Task instructions
Say how many lines hold the string "that", and nothing more.
## start Excerpted data
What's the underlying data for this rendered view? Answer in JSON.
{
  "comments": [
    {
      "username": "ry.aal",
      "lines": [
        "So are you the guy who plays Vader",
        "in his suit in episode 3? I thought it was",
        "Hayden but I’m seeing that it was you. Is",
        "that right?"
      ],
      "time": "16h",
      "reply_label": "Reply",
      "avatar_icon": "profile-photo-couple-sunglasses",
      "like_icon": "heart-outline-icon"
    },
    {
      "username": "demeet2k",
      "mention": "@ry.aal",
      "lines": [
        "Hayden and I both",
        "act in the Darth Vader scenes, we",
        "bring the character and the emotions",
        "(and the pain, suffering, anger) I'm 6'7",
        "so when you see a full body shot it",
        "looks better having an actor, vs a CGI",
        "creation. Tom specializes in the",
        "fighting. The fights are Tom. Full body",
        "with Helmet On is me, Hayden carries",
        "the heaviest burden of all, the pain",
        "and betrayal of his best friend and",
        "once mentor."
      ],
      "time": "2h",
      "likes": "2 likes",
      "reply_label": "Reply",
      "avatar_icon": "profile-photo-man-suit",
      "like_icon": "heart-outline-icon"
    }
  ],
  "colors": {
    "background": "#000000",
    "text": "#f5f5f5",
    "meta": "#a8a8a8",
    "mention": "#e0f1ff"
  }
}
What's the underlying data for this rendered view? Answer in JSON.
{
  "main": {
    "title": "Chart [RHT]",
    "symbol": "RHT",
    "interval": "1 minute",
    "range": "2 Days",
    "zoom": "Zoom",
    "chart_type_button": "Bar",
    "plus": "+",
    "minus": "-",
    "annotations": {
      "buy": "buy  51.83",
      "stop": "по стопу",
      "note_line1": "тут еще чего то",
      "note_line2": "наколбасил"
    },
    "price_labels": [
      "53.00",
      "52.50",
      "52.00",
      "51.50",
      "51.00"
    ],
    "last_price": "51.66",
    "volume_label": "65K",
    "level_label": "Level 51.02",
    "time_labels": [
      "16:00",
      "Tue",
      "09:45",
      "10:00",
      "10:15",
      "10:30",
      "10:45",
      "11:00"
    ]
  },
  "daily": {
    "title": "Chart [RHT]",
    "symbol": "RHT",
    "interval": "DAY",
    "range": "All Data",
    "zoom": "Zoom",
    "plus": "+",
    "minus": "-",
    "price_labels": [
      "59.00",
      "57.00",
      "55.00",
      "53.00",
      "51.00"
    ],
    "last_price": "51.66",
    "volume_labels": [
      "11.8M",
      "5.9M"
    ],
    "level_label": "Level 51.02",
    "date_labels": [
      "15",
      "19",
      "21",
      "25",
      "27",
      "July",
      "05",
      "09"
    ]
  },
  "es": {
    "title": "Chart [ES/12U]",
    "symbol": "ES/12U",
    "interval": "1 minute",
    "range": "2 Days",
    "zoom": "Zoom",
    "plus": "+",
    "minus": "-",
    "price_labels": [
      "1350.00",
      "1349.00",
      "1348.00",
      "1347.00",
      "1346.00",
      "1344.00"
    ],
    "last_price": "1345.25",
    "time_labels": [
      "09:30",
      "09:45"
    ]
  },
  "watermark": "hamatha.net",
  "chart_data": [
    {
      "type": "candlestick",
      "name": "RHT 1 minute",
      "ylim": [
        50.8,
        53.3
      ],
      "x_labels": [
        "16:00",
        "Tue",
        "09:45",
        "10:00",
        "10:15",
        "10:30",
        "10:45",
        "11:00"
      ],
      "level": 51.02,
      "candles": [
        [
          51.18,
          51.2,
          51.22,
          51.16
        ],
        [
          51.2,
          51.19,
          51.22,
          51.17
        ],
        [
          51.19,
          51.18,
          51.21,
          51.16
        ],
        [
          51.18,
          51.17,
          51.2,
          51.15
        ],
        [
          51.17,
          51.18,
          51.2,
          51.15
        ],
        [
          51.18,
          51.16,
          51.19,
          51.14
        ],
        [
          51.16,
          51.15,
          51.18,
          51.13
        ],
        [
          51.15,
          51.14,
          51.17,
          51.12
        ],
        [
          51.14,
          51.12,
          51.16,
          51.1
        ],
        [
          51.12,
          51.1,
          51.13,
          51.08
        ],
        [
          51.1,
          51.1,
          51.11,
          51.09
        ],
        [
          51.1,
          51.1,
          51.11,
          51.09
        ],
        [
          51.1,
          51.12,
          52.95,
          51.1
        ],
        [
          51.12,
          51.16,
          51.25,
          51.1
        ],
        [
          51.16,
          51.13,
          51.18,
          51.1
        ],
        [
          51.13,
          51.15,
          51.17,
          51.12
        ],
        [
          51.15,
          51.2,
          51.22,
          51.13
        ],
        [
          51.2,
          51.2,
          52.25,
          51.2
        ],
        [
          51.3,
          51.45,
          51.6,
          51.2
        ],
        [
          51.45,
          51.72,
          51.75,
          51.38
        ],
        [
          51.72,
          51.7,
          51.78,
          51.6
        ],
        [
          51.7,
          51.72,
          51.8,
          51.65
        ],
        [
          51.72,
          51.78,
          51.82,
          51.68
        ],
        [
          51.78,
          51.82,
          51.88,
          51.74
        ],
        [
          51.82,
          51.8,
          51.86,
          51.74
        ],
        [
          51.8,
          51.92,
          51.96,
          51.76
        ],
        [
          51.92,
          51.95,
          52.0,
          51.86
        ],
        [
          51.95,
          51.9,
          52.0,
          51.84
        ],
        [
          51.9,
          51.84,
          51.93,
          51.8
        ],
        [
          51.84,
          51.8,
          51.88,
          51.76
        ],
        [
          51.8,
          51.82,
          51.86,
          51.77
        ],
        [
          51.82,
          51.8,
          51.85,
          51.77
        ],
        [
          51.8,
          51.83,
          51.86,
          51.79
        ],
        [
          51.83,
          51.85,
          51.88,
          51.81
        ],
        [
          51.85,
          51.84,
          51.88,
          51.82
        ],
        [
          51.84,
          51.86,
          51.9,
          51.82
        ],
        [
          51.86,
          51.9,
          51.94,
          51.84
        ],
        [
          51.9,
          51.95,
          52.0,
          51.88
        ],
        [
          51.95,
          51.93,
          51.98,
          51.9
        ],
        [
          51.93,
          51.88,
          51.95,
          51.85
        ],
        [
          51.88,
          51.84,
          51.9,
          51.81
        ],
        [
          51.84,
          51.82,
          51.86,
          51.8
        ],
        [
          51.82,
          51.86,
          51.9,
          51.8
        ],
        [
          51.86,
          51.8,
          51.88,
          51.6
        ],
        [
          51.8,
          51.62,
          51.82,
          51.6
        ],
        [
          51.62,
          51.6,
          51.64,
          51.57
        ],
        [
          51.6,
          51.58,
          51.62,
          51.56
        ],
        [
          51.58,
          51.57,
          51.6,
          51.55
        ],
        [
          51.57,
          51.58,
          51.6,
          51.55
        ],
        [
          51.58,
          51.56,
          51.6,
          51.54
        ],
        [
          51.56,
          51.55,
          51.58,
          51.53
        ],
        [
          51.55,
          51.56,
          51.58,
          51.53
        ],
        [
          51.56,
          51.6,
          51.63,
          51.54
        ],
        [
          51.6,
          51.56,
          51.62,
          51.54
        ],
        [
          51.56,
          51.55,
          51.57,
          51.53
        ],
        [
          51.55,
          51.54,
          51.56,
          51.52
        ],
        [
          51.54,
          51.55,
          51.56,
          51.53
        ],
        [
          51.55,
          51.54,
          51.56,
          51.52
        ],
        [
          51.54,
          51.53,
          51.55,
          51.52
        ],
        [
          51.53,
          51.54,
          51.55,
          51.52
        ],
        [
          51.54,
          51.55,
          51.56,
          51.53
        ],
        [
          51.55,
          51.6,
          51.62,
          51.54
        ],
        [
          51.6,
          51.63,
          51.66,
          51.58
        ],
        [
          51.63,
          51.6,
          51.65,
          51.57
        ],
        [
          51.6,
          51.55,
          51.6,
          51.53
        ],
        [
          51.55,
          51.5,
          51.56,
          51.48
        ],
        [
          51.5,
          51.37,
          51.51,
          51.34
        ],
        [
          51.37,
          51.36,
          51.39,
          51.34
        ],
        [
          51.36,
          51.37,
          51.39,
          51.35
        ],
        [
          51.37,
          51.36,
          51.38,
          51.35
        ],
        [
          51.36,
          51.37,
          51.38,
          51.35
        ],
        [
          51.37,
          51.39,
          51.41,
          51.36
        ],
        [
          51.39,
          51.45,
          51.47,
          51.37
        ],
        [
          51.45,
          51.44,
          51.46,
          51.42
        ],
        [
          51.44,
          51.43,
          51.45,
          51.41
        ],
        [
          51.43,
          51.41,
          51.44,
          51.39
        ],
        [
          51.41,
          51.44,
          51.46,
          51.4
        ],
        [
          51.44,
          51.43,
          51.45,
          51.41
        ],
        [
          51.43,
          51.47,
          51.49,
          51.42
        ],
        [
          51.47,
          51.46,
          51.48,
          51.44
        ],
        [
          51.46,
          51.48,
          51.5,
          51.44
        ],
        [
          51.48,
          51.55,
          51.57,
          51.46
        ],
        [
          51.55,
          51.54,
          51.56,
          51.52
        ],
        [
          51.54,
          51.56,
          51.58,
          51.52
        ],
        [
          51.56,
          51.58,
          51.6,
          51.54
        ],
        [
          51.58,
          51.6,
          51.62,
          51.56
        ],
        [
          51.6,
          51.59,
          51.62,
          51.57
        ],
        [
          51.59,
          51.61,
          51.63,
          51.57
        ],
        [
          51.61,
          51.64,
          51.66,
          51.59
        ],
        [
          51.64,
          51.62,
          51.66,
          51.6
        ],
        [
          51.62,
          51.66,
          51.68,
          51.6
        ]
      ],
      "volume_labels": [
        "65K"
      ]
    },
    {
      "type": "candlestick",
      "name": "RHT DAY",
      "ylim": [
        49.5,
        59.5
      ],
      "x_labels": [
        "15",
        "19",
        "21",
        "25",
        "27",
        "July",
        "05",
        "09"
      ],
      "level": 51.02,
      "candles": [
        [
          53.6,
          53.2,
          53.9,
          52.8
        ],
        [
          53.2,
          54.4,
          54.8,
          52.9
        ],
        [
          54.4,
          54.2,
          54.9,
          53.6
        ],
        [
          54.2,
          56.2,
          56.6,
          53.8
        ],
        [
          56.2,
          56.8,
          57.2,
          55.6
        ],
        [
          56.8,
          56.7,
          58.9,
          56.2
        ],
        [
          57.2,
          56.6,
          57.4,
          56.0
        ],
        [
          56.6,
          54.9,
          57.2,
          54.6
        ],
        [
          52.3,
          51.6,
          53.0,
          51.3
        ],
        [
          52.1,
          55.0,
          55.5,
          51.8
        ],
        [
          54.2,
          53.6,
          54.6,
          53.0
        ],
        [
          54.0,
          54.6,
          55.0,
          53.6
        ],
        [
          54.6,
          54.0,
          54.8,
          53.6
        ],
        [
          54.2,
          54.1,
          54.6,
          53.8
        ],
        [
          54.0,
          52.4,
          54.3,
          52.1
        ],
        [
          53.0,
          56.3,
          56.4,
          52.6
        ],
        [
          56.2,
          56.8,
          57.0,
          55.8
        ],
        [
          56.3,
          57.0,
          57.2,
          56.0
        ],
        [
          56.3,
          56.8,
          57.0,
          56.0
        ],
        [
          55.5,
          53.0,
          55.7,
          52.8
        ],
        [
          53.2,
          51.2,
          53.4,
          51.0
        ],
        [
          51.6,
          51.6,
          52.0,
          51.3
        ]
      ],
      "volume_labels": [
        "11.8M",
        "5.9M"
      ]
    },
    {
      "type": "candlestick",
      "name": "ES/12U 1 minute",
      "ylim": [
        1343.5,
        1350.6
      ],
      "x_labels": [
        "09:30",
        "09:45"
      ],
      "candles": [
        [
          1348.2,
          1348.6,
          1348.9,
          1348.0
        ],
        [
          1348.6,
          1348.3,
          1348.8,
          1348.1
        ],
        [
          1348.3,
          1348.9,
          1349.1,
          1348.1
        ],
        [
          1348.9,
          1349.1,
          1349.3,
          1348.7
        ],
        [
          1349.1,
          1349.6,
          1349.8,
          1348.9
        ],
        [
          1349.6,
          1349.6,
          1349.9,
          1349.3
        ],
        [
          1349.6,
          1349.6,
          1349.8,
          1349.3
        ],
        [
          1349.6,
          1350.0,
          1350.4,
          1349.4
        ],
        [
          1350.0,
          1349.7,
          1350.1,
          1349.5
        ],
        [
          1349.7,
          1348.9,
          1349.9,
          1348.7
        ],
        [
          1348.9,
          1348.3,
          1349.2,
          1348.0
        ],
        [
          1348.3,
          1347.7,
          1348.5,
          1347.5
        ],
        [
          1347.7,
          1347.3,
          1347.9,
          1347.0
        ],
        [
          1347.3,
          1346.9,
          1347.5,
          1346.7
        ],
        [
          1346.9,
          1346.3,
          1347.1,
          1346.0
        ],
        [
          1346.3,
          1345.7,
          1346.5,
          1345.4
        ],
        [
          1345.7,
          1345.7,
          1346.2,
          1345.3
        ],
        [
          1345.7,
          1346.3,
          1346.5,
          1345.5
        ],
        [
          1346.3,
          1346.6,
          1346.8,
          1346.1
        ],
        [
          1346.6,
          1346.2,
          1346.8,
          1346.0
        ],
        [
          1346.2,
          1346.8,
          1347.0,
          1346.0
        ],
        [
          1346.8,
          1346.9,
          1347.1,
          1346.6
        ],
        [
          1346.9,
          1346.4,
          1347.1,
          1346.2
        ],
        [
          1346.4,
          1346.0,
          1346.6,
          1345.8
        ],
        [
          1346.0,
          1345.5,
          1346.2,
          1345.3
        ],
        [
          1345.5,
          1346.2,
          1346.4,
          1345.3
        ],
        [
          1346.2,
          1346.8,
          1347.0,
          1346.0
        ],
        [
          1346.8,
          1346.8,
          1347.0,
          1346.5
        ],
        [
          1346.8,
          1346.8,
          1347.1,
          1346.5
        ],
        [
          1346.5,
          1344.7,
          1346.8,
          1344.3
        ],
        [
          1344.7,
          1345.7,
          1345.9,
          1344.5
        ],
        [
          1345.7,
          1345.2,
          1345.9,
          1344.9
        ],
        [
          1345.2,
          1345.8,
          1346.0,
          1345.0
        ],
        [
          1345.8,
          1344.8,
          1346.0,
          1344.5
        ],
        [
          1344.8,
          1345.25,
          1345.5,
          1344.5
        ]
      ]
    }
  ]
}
## end Excerpted data
Task output
2